**OBJECTIVE**
Return each entry exactly, with none missing.

(Stored data)
----
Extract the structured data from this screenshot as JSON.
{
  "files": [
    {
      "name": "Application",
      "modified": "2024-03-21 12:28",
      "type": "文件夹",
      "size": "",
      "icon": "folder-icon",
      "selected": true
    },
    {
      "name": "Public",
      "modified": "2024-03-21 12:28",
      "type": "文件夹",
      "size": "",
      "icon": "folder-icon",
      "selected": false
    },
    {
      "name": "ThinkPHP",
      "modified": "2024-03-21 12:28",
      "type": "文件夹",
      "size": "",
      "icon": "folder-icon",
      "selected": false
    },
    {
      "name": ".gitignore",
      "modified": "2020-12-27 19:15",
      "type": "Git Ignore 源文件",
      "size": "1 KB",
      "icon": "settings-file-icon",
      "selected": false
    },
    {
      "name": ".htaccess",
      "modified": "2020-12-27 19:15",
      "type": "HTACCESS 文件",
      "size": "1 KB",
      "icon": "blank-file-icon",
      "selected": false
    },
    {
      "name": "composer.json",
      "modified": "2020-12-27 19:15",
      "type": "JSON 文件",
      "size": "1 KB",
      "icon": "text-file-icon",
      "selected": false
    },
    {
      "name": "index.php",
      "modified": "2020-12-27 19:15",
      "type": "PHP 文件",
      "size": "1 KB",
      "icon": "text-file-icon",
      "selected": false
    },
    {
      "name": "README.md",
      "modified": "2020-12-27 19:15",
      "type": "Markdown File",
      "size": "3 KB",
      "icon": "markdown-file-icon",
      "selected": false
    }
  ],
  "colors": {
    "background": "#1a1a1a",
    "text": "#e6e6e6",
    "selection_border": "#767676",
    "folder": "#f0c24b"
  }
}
----
**CORRECT RESPONSE**
Extract the structured data from this screenshot as JSON.
{
  "files": [
    {
      "name": "Application",
      "modified": "2024-03-21 12:28",
      "type": "文件夹",
      "size": "",
      "icon": "folder-icon",
      "selected": true
    },
    {
      "name": "Public",
      "modified": "2024-03-21 12:28",
      "type": "文件夹",
      "size": "",
      "icon": "folder-icon",
      "selected": false
    },
    {
      "name": "ThinkPHP",
      "modified": "2024-03-21 12:28",
      "type": "文件夹",
      "size": "",
      "icon": "folder-icon",
      "selected": false
    },
    {
      "name": ".gitignore",
      "modified": "2020-12-27 19:15",
      "type": "Git Ignore 源文件",
      "size": "1 KB",
      "icon": "settings-file-icon",
      "selected": false
    },
    {
      "name": ".htaccess",
      "modified": "2020-12-27 19:15",
      "type": "HTACCESS 文件",
      "size": "1 KB",
      "icon": "blank-file-icon",
      "selected": false
    },
    {
      "name": "composer.json",
      "modified": "2020-12-27 19:15",
      "type": "JSON 文件",
      "size": "1 KB",
      "icon": "text-file-icon",
      "selected": false
    },
    {
      "name": "index.php",
      "modified": "2020-12-27 19:15",
      "type": "PHP 文件",
      "size": "1 KB",
      "icon": "text-file-icon",
      "selected": false
    },
    {
      "name": "README.md",
      "modified": "2020-12-27 19:15",
      "type": "Markdown File",
      "size": "3 KB",
      "icon": "markdown-file-icon",
      "selected": false
    }
  ],
  "colors": {
    "background": "#1a1a1a",
    "text": "#e6e6e6",
    "selection_border": "#767676",
    "folder": "#f0c24b"
  }
}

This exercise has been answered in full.